The problem: Reproduce every line of the items below without changing anything.

Records:
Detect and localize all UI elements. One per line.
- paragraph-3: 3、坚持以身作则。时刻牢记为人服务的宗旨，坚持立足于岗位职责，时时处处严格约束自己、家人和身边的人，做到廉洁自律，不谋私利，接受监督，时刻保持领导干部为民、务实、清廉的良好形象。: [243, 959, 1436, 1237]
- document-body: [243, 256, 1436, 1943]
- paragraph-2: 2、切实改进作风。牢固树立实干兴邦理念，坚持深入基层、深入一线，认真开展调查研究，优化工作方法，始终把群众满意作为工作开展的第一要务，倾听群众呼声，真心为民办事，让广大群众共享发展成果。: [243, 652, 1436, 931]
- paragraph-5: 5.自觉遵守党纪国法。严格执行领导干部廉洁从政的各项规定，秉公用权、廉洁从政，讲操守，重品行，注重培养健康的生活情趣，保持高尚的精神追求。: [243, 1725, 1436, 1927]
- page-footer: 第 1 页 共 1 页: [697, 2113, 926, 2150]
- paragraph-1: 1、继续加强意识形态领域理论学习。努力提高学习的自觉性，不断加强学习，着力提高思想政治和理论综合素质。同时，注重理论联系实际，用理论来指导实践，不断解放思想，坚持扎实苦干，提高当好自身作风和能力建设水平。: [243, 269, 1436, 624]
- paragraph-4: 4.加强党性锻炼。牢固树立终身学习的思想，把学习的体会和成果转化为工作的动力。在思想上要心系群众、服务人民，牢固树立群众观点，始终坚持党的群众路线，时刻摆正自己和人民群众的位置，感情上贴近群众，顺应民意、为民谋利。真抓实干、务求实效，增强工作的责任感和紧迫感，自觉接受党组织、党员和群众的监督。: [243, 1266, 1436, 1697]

Solution for this exercise:
Detect and localize all UI elements. One per line.
- paragraph-3: 3、坚持以身作则。时刻牢记为人服务的宗旨，坚持立足于岗位职责，时时处处严格约束自己、家人和身边的人，做到廉洁自律，不谋私利，接受监督，时刻保持领导干部为民、务实、清廉的良好形象。: [243, 959, 1436, 1237]
- document-body: [243, 256, 1436, 1943]
- paragraph-2: 2、切实改进作风。牢固树立实干兴邦理念，坚持深入基层、深入一线，认真开展调查研究，优化工作方法，始终把群众满意作为工作开展的第一要务，倾听群众呼声，真心为民办事，让广大群众共享发展成果。: [243, 652, 1436, 931]
- paragraph-5: 5.自觉遵守党纪国法。严格执行领导干部廉洁从政的各项规定，秉公用权、廉洁从政，讲操守，重品行，注重培养健康的生活情趣，保持高尚的精神追求。: [243, 1725, 1436, 1927]
- page-footer: 第 1 页 共 1 页: [697, 2113, 926, 2150]
- paragraph-1: 1、继续加强意识形态领域理论学习。努力提高学习的自觉性，不断加强学习，着力提高思想政治和理论综合素质。同时，注重理论联系实际，用理论来指导实践，不断解放思想，坚持扎实苦干，提高当好自身作风和能力建设水平。: [243, 269, 1436, 624]
- paragraph-4: 4.加强党性锻炼。牢固树立终身学习的思想，把学习的体会和成果转化为工作的动力。在思想上要心系群众、服务人民，牢固树立群众观点，始终坚持党的群众路线，时刻摆正自己和人民群众的位置，感情上贴近群众，顺应民意、为民谋利。真抓实干、务求实效，增强工作的责任感和紧迫感，自觉接受党组织、党员和群众的监督。: [243, 1266, 1436, 1697]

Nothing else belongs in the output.